## [TASK DETAILS]
Pictures aside, quote the whole listing exactly.

Begin

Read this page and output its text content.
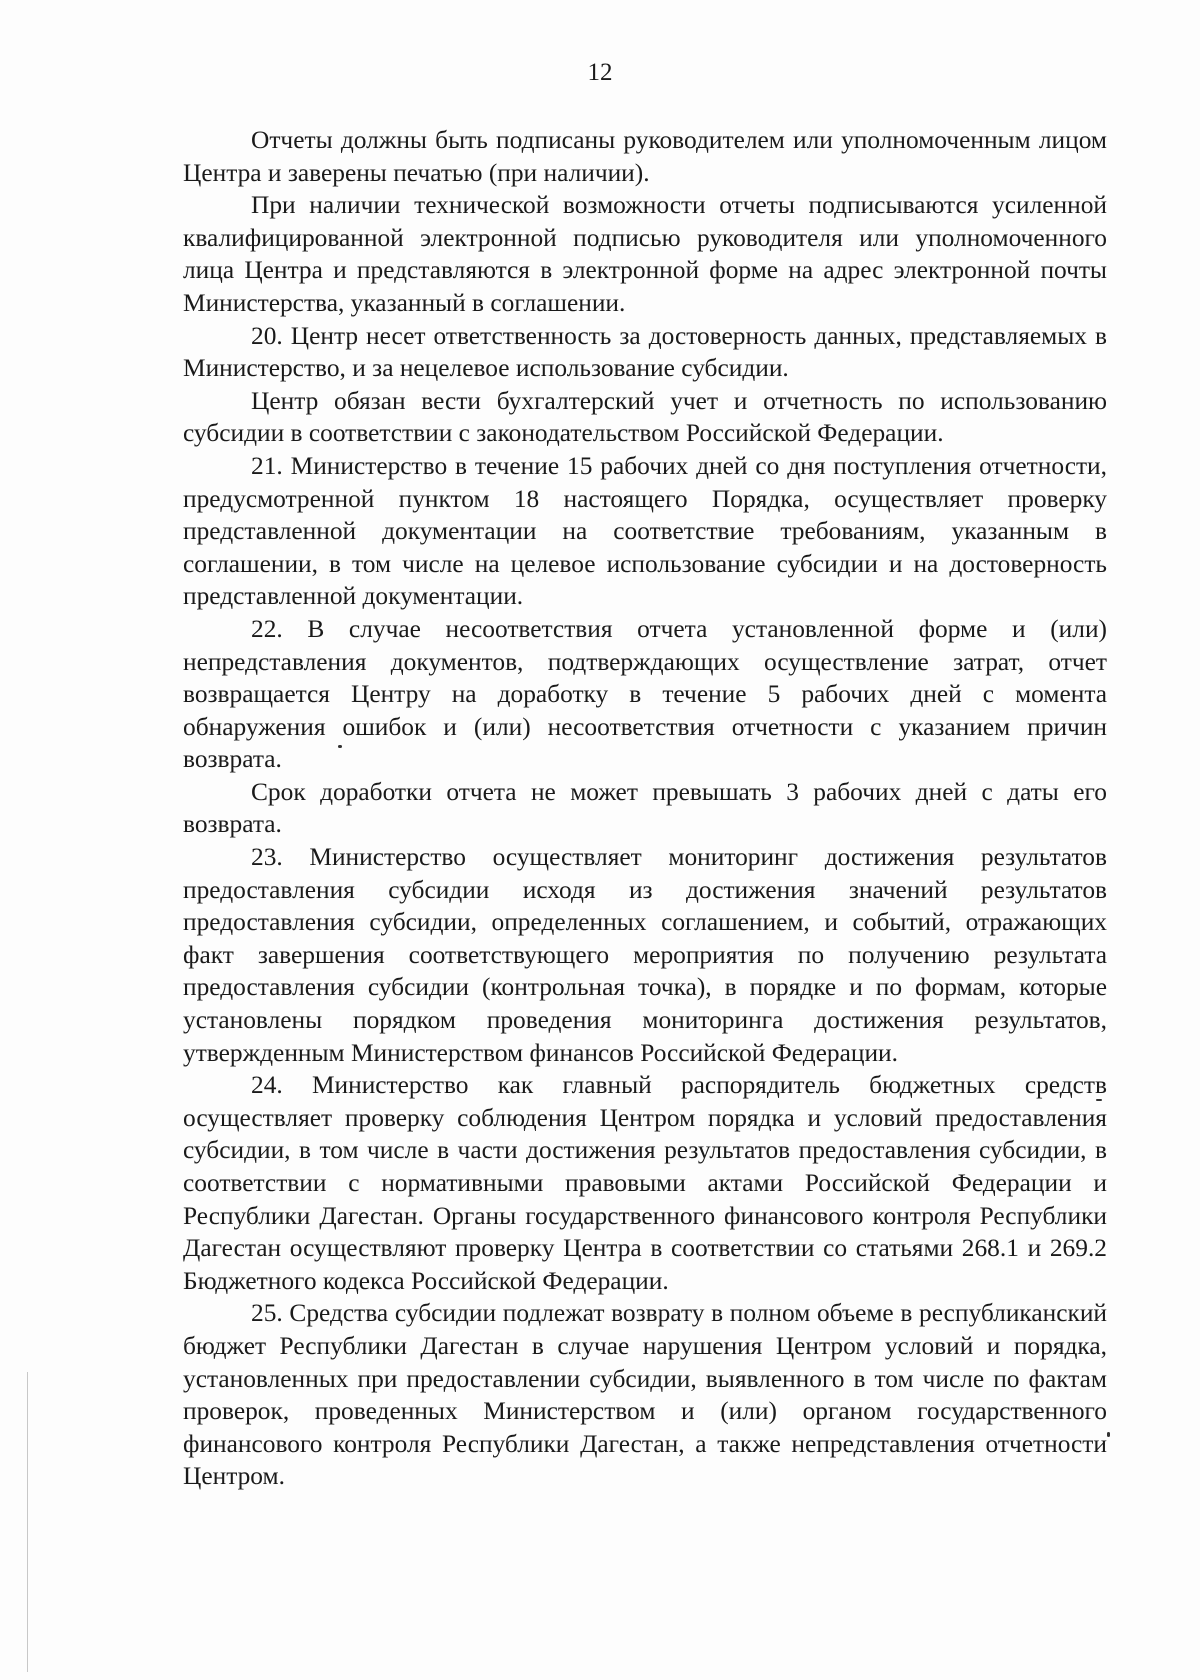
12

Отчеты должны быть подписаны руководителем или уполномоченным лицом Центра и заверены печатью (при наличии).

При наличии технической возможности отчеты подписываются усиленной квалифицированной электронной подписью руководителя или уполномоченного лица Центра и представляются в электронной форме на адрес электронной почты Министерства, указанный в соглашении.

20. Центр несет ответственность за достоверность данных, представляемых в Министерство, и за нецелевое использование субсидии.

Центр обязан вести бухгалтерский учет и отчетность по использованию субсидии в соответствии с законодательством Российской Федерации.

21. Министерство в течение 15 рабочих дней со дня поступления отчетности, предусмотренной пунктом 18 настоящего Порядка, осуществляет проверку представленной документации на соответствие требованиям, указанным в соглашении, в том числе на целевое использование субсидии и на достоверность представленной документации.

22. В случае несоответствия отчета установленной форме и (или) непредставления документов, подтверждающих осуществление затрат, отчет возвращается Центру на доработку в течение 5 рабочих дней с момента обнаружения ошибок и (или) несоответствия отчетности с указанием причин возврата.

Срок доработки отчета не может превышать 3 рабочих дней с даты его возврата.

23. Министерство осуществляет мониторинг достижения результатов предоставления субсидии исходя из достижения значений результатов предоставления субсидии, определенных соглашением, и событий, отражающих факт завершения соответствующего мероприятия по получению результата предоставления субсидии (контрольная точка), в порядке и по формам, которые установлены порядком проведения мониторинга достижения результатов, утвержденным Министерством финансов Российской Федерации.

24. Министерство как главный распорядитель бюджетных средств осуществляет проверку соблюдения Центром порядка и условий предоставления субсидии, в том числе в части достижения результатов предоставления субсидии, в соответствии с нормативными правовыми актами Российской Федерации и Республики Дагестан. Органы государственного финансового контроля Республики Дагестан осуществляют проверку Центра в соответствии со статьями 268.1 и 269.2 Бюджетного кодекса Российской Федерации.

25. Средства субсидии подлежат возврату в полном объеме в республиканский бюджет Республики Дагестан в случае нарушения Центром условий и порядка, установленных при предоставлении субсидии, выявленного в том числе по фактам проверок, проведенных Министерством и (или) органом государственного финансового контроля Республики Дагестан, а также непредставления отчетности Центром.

End

## [FINAL RESULT]
Read this page and output its text content.
12

Отчеты должны быть подписаны руководителем или уполномоченным лицом Центра и заверены печатью (при наличии).

При наличии технической возможности отчеты подписываются усиленной квалифицированной электронной подписью руководителя или уполномоченного лица Центра и представляются в электронной форме на адрес электронной почты Министерства, указанный в соглашении.

20. Центр несет ответственность за достоверность данных, представляемых в Министерство, и за нецелевое использование субсидии.

Центр обязан вести бухгалтерский учет и отчетность по использованию субсидии в соответствии с законодательством Российской Федерации.

21. Министерство в течение 15 рабочих дней со дня поступления отчетности, предусмотренной пунктом 18 настоящего Порядка, осуществляет проверку представленной документации на соответствие требованиям, указанным в соглашении, в том числе на целевое использование субсидии и на достоверность представленной документации.

22. В случае несоответствия отчета установленной форме и (или) непредставления документов, подтверждающих осуществление затрат, отчет возвращается Центру на доработку в течение 5 рабочих дней с момента обнаружения ошибок и (или) несоответствия отчетности с указанием причин возврата.

Срок доработки отчета не может превышать 3 рабочих дней с даты его возврата.

23. Министерство осуществляет мониторинг достижения результатов предоставления субсидии исходя из достижения значений результатов предоставления субсидии, определенных соглашением, и событий, отражающих факт завершения соответствующего мероприятия по получению результата предоставления субсидии (контрольная точка), в порядке и по формам, которые установлены порядком проведения мониторинга достижения результатов, утвержденным Министерством финансов Российской Федерации.

24. Министерство как главный распорядитель бюджетных средств осуществляет проверку соблюдения Центром порядка и условий предоставления субсидии, в том числе в части достижения результатов предоставления субсидии, в соответствии с нормативными правовыми актами Российской Федерации и Республики Дагестан. Органы государственного финансового контроля Республики Дагестан осуществляют проверку Центра в соответствии со статьями 268.1 и 269.2 Бюджетного кодекса Российской Федерации.

25. Средства субсидии подлежат возврату в полном объеме в республиканский бюджет Республики Дагестан в случае нарушения Центром условий и порядка, установленных при предоставлении субсидии, выявленного в том числе по фактам проверок, проведенных Министерством и (или) органом государственного финансового контроля Республики Дагестан, а также непредставления отчетности Центром.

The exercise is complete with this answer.